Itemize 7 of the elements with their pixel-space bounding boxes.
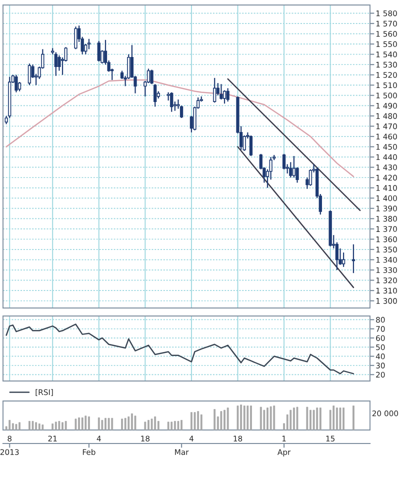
candlestick [150, 69, 154, 85]
candlestick [54, 52, 58, 76]
candlestick [220, 84, 223, 100]
line-series [6, 79, 354, 178]
candlestick [14, 74, 18, 93]
candlestick [74, 26, 78, 50]
line-series [6, 324, 354, 374]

§ WRITTEN REQUEST
Please format every line of the entries above as a numbered list, skipping blank lines and leaving out the pictures.

§ FINISHED EXERCISE
1. Itemize 7 of the elements with their pixel-space bounding boxes.
2. candlestick [150, 69, 154, 85]
3. candlestick [54, 52, 58, 76]
4. candlestick [220, 84, 223, 100]
5. line-series [6, 79, 354, 178]
6. candlestick [14, 74, 18, 93]
7. candlestick [74, 26, 78, 50]
8. line-series [6, 324, 354, 374]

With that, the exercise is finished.